_Task objective:_ Retype all of the data below character for character, keeping every line in its original order.

------ Provided records

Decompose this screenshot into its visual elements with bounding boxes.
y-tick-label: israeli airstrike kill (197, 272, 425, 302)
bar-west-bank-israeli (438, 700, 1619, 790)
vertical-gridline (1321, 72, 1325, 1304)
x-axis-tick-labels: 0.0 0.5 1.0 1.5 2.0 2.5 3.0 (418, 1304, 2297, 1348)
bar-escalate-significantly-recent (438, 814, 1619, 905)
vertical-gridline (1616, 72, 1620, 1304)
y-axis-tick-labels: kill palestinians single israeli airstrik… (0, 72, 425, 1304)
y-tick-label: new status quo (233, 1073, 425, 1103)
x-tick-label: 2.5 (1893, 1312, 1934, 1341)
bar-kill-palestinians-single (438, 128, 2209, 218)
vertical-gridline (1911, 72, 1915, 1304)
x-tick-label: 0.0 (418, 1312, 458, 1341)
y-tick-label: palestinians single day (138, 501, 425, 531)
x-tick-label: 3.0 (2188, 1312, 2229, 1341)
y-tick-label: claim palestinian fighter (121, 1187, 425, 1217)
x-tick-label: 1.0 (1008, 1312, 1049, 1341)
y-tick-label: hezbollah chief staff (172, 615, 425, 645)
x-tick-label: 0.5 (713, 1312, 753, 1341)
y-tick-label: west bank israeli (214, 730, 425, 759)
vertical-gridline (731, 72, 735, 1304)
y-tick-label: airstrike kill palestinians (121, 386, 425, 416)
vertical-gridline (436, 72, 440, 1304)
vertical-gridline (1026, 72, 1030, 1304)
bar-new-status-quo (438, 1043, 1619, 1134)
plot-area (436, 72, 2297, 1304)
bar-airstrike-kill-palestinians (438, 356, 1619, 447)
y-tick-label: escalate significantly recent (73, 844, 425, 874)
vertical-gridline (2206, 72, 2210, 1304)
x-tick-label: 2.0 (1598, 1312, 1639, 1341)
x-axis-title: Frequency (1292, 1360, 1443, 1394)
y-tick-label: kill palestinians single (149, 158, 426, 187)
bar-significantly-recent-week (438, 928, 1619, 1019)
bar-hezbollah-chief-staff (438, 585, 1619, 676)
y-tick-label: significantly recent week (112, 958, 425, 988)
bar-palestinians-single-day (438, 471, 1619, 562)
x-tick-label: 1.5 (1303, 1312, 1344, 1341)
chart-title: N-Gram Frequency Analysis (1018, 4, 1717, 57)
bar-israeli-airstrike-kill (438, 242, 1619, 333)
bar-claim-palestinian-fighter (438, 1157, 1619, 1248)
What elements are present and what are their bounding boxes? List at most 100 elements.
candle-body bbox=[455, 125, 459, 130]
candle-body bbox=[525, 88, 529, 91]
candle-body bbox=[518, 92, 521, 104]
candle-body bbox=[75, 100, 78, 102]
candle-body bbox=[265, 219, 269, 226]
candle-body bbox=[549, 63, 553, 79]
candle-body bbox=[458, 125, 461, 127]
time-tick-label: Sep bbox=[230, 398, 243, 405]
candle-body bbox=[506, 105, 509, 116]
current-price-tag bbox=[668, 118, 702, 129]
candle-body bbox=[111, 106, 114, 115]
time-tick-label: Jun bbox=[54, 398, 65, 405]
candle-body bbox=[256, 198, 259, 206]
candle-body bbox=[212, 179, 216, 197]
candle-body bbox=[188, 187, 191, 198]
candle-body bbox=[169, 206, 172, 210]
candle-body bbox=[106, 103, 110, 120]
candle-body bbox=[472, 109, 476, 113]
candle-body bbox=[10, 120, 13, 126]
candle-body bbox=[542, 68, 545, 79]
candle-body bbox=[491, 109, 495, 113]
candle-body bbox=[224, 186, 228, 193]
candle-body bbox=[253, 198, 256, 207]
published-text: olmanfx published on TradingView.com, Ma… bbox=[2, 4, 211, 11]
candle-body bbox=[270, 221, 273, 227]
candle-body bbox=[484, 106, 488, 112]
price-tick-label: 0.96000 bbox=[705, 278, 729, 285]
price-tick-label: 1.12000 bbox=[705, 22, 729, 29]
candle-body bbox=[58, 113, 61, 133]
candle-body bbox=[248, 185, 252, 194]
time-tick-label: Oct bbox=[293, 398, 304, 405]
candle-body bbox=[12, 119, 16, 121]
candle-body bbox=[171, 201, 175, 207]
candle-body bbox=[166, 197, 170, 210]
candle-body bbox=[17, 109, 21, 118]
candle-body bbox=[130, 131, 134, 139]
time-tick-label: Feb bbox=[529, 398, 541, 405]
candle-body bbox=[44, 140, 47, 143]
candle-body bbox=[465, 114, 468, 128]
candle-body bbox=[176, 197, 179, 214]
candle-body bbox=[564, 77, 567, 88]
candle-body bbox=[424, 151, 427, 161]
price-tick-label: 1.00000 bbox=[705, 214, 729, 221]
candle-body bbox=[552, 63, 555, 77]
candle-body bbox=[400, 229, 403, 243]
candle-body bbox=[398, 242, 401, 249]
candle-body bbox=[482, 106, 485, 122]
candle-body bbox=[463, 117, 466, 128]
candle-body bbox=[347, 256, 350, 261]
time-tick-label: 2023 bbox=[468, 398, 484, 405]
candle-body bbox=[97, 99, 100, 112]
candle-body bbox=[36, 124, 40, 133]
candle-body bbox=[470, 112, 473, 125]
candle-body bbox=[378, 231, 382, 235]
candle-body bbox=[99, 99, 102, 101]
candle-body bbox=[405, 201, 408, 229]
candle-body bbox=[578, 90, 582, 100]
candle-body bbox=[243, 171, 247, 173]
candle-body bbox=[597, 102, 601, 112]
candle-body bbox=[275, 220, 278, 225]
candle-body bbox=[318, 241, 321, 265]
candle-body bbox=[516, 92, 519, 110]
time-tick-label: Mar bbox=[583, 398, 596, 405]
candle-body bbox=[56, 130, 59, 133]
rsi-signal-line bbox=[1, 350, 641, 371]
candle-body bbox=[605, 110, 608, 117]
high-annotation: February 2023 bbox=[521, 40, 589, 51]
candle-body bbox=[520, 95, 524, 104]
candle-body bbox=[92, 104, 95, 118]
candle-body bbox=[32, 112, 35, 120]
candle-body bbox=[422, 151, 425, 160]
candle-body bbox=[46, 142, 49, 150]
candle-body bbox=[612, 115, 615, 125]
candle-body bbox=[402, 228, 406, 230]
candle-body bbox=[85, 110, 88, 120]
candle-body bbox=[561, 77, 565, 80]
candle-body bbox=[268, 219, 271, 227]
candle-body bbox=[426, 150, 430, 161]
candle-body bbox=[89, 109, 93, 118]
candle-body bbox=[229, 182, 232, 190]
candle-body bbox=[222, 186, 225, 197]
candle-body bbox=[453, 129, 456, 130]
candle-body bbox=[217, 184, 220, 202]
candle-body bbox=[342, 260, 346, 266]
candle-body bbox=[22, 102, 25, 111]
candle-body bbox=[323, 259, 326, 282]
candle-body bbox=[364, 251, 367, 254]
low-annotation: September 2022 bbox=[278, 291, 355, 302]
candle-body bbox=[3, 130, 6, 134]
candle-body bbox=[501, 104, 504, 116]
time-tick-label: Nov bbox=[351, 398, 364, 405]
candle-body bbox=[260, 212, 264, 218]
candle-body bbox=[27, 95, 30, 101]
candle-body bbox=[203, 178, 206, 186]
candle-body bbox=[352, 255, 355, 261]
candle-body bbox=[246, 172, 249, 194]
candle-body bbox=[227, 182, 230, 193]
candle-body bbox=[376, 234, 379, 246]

------------

_Result of the exercise:_
Decompose this screenshot into its visual elements with bounding boxes.
y-tick-label: israeli airstrike kill (197, 272, 425, 302)
bar-west-bank-israeli (438, 700, 1619, 790)
vertical-gridline (1321, 72, 1325, 1304)
x-axis-tick-labels: 0.0 0.5 1.0 1.5 2.0 2.5 3.0 (418, 1304, 2297, 1348)
bar-escalate-significantly-recent (438, 814, 1619, 905)
vertical-gridline (1616, 72, 1620, 1304)
y-axis-tick-labels: kill palestinians single israeli airstrik… (0, 72, 425, 1304)
y-tick-label: new status quo (233, 1073, 425, 1103)
x-tick-label: 2.5 (1893, 1312, 1934, 1341)
bar-kill-palestinians-single (438, 128, 2209, 218)
vertical-gridline (1911, 72, 1915, 1304)
x-tick-label: 0.0 (418, 1312, 458, 1341)
y-tick-label: palestinians single day (138, 501, 425, 531)
x-tick-label: 3.0 (2188, 1312, 2229, 1341)
y-tick-label: claim palestinian fighter (121, 1187, 425, 1217)
x-tick-label: 1.0 (1008, 1312, 1049, 1341)
y-tick-label: hezbollah chief staff (172, 615, 425, 645)
x-tick-label: 0.5 (713, 1312, 753, 1341)
y-tick-label: west bank israeli (214, 730, 425, 759)
vertical-gridline (731, 72, 735, 1304)
y-tick-label: airstrike kill palestinians (121, 386, 425, 416)
vertical-gridline (436, 72, 440, 1304)
vertical-gridline (1026, 72, 1030, 1304)
bar-new-status-quo (438, 1043, 1619, 1134)
plot-area (436, 72, 2297, 1304)
bar-airstrike-kill-palestinians (438, 356, 1619, 447)
y-tick-label: escalate significantly recent (73, 844, 425, 874)
vertical-gridline (2206, 72, 2210, 1304)
x-tick-label: 2.0 (1598, 1312, 1639, 1341)
x-axis-title: Frequency (1292, 1360, 1443, 1394)
y-tick-label: kill palestinians single (149, 158, 426, 187)
bar-significantly-recent-week (438, 928, 1619, 1019)
bar-hezbollah-chief-staff (438, 585, 1619, 676)
y-tick-label: significantly recent week (112, 958, 425, 988)
bar-palestinians-single-day (438, 471, 1619, 562)
x-tick-label: 1.5 (1303, 1312, 1344, 1341)
chart-title: N-Gram Frequency Analysis (1018, 4, 1717, 57)
bar-israeli-airstrike-kill (438, 242, 1619, 333)
bar-claim-palestinian-fighter (438, 1157, 1619, 1248)
What elements are present and what are their bounding boxes? List at most 100 elements.
candle-body bbox=[455, 125, 459, 130]
candle-body bbox=[525, 88, 529, 91]
candle-body bbox=[518, 92, 521, 104]
candle-body bbox=[75, 100, 78, 102]
candle-body bbox=[265, 219, 269, 226]
candle-body bbox=[549, 63, 553, 79]
candle-body bbox=[458, 125, 461, 127]
time-tick-label: Sep bbox=[230, 398, 243, 405]
candle-body bbox=[506, 105, 509, 116]
current-price-tag bbox=[668, 118, 702, 129]
candle-body bbox=[111, 106, 114, 115]
time-tick-label: Jun bbox=[54, 398, 65, 405]
candle-body bbox=[256, 198, 259, 206]
candle-body bbox=[212, 179, 216, 197]
candle-body bbox=[188, 187, 191, 198]
candle-body bbox=[169, 206, 172, 210]
candle-body bbox=[106, 103, 110, 120]
candle-body bbox=[472, 109, 476, 113]
candle-body bbox=[10, 120, 13, 126]
candle-body bbox=[542, 68, 545, 79]
candle-body bbox=[491, 109, 495, 113]
candle-body bbox=[224, 186, 228, 193]
candle-body bbox=[253, 198, 256, 207]
published-text: olmanfx published on TradingView.com, Ma… bbox=[2, 4, 211, 11]
candle-body bbox=[270, 221, 273, 227]
candle-body bbox=[484, 106, 488, 112]
price-tick-label: 0.96000 bbox=[705, 278, 729, 285]
price-tick-label: 1.12000 bbox=[705, 22, 729, 29]
candle-body bbox=[58, 113, 61, 133]
candle-body bbox=[248, 185, 252, 194]
time-tick-label: Oct bbox=[293, 398, 304, 405]
candle-body bbox=[12, 119, 16, 121]
candle-body bbox=[171, 201, 175, 207]
candle-body bbox=[166, 197, 170, 210]
candle-body bbox=[17, 109, 21, 118]
candle-body bbox=[130, 131, 134, 139]
time-tick-label: Feb bbox=[529, 398, 541, 405]
candle-body bbox=[44, 140, 47, 143]
candle-body bbox=[465, 114, 468, 128]
candle-body bbox=[176, 197, 179, 214]
candle-body bbox=[564, 77, 567, 88]
candle-body bbox=[424, 151, 427, 161]
price-tick-label: 1.00000 bbox=[705, 214, 729, 221]
candle-body bbox=[552, 63, 555, 77]
candle-body bbox=[400, 229, 403, 243]
candle-body bbox=[398, 242, 401, 249]
candle-body bbox=[482, 106, 485, 122]
candle-body bbox=[463, 117, 466, 128]
candle-body bbox=[347, 256, 350, 261]
time-tick-label: 2023 bbox=[468, 398, 484, 405]
candle-body bbox=[97, 99, 100, 112]
candle-body bbox=[36, 124, 40, 133]
candle-body bbox=[470, 112, 473, 125]
candle-body bbox=[378, 231, 382, 235]
candle-body bbox=[99, 99, 102, 101]
candle-body bbox=[405, 201, 408, 229]
candle-body bbox=[578, 90, 582, 100]
candle-body bbox=[243, 171, 247, 173]
candle-body bbox=[597, 102, 601, 112]
candle-body bbox=[275, 220, 278, 225]
candle-body bbox=[318, 241, 321, 265]
candle-body bbox=[516, 92, 519, 110]
time-tick-label: Mar bbox=[583, 398, 596, 405]
candle-body bbox=[56, 130, 59, 133]
rsi-signal-line bbox=[1, 350, 641, 371]
candle-body bbox=[605, 110, 608, 117]
high-annotation: February 2023 bbox=[521, 40, 589, 51]
candle-body bbox=[520, 95, 524, 104]
candle-body bbox=[92, 104, 95, 118]
candle-body bbox=[32, 112, 35, 120]
candle-body bbox=[422, 151, 425, 160]
candle-body bbox=[46, 142, 49, 150]
candle-body bbox=[612, 115, 615, 125]
candle-body bbox=[402, 228, 406, 230]
candle-body bbox=[85, 110, 88, 120]
candle-body bbox=[561, 77, 565, 80]
candle-body bbox=[268, 219, 271, 227]
candle-body bbox=[426, 150, 430, 161]
candle-body bbox=[89, 109, 93, 118]
candle-body bbox=[229, 182, 232, 190]
candle-body bbox=[222, 186, 225, 197]
candle-body bbox=[453, 129, 456, 130]
candle-body bbox=[217, 184, 220, 202]
candle-body bbox=[342, 260, 346, 266]
candle-body bbox=[22, 102, 25, 111]
candle-body bbox=[323, 259, 326, 282]
candle-body bbox=[364, 251, 367, 254]
low-annotation: September 2022 bbox=[278, 291, 355, 302]
candle-body bbox=[3, 130, 6, 134]
candle-body bbox=[501, 104, 504, 116]
time-tick-label: Nov bbox=[351, 398, 364, 405]
candle-body bbox=[260, 212, 264, 218]
candle-body bbox=[27, 95, 30, 101]
candle-body bbox=[203, 178, 206, 186]
candle-body bbox=[352, 255, 355, 261]
candle-body bbox=[246, 172, 249, 194]
candle-body bbox=[227, 182, 230, 193]
candle-body bbox=[376, 234, 379, 246]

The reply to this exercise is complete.